João Scognamiglio Clá Dias (Foto: Vatican Insider)
O Monsenhor João Scognamiglio Clá Dias, de 77 anos, fundador e Superior-Geral da Sociedade Clerical de Vida Apostólica "Virgo Flos Carmeli", e presidente da associação privada de fiéis "Arautos do Evangelho", a primeira nascer e ser aprovada no novo milênio, renunciou. Com uma carta de 12 de junho de 2017, ele anunciou sua renúncia ao cargo para que um de seus filhos espirituais "pudesse conduzir esta Obra à perfeição desejada por Nossa Senhora". João Scognamiglio Clá Dias acrescentou que "ao deixar este cargo não posso (e nem desejaria), diante de Deus, renunciar minha missão como padre". Portanto, ele continuará "à disposição das pessoas, por ter consciência de que fui constituído por Deus como modelo e guardião-vivo deste carisma que o Espírito Santo me deu".
A reportagem é de Andrea Tornielli , publicada por Vatican Insider, 12-06-2017. A tradução é de Henrique Denis Lucas.
A decisão surpreendente do fundador estaria relacionada à investigação sobre os Arautos iniciada pela Congregação que se ocupa dos religiosos. Uma investigação "profunda e séria", explicam as fontes do Vaticano, embora ainda não se tenha tomado qualquer decisão sobre uma possível visita apostólica.

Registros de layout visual
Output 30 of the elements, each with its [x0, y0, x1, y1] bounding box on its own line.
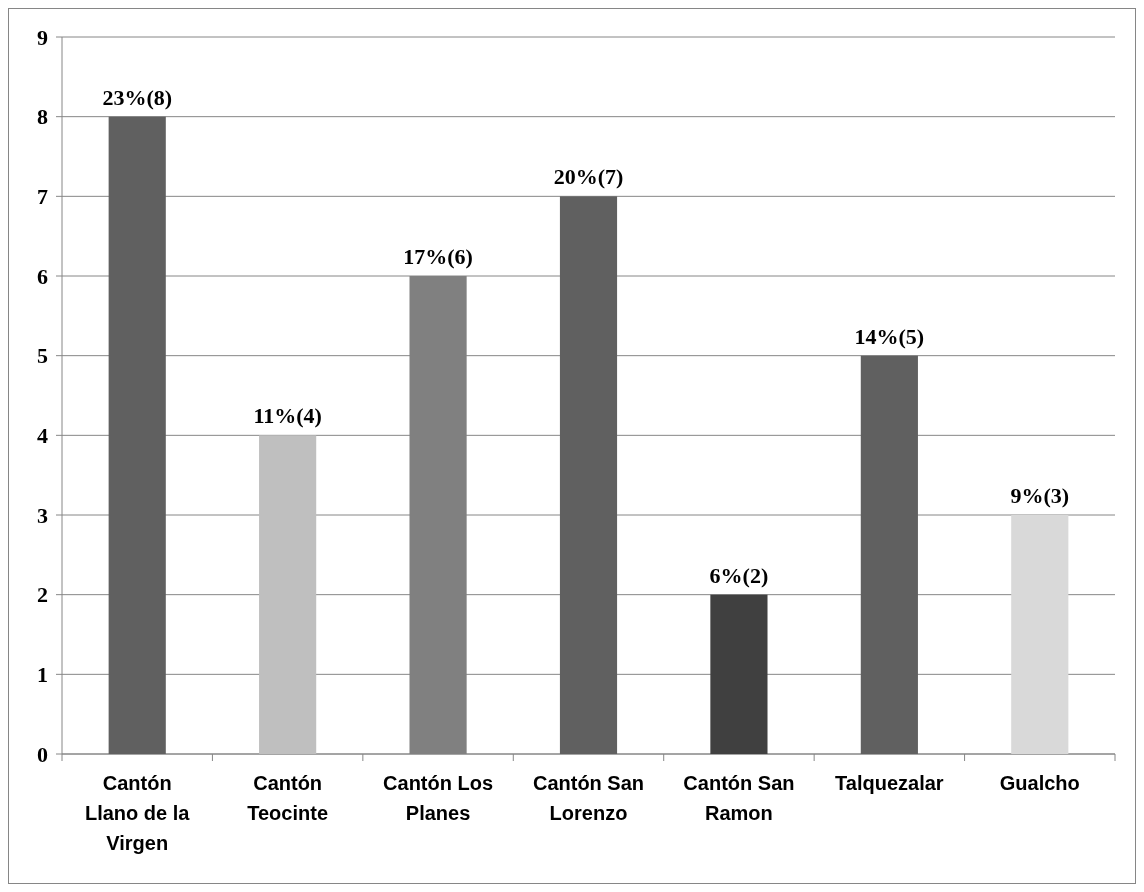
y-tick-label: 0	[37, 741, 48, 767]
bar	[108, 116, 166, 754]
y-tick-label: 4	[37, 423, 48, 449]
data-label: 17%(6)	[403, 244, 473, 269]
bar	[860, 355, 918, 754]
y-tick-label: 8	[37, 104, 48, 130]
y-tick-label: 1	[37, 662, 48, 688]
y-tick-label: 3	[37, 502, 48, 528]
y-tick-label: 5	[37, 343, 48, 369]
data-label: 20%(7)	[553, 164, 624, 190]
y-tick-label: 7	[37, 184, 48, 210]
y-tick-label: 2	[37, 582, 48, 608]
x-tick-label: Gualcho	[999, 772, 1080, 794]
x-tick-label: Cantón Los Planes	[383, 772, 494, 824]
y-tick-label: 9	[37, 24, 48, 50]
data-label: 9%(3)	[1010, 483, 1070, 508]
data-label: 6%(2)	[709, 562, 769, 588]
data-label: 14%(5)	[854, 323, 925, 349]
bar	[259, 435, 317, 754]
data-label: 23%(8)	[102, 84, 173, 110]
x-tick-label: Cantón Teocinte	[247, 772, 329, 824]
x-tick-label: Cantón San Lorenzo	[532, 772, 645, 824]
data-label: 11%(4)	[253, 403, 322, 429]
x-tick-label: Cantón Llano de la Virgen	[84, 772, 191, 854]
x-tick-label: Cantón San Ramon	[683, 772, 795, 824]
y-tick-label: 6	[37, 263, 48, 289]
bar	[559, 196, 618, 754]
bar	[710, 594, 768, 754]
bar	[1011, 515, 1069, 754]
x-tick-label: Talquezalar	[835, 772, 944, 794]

ENUNCIADO A -> Na notícia sobre a renúncia de João Scognamiglio Clá Dias, em que data ele escreveu a carta de renúncia?
ENUNCIADO B -> Escreva a continuação da notícia sobre a renúncia de João Scognamiglio Clá Dias a partir da última frase.
Esse material não tem ligação com a notícia.

RESPOSTA A -> 12 de junho de 2017.

RESPOSTA B ->
João Scognamiglio Clá Dias representa uma das duas ramificações que dividiu a associação fundada no Brasil, durante os anos cinquenta, por Plinio Corrêa de Oliveira, pensador católico tradicionalista, de direita e contrarrevolucionário, criador da associação TFP (Tradição, Família e Propriedade).
Após sua morte, o grupo se dividiu. De um lado, os "Fundadores", que obtiveram o direito ao uso do nome TFP nos Estados Unidos e na Europa (a associação italiana é muito próxima das posturas do professor Roberto De Mattei, e nos próximos meses se dedicará a apoiar as atividades dos quatro cardeais autores das "dubia" sobre o "Amoris laetitia"). Do outro lado, João Scognamiglio Clá Dias, obteve os bens e o nome da associação no Brasil, e que após a morte de Plinio Corrêa (em 1995), fundou uma ordem religiosa e uma associação privada de leigos, com ramos masculino e feminino: os "Arautos do Evangelho". (Nota de IHU On-Line: para mais informações clique aqui)
Conhecidos por seu hábito muito peculiar, semelhante a uma bata curta, com uma gigantesca cruz branca e vermelha em seu peito, e botas parecidas às de ginetes, os "Arautos" se espalharam por 78 países, dispondo de muitas vocações, envolvendo milhares de jovens, além de terem sido apoiados particularmente pelo cardeal esloveno Franc Rodè, durante a época em que ele era o prefeito dos religiosos.
A investigação do Vaticano parte, dentre muitas outras indicações, de algumas cartas e vídeos enviados por Alfonso Beccar Varela a Roma. Há menos de três anos atrás falava-se da existência, dentro da TFP e depois dentro dos "Arautos", de uma espécie de sociedade secreta, "Semper viva", na qual se praticava o culto pela mãe de Plinio Corrêa, Dona Lucilia, pelo próprio Corrêa e também por João Scognamiglio Clá Dias. Um culto que a Igreja não permite.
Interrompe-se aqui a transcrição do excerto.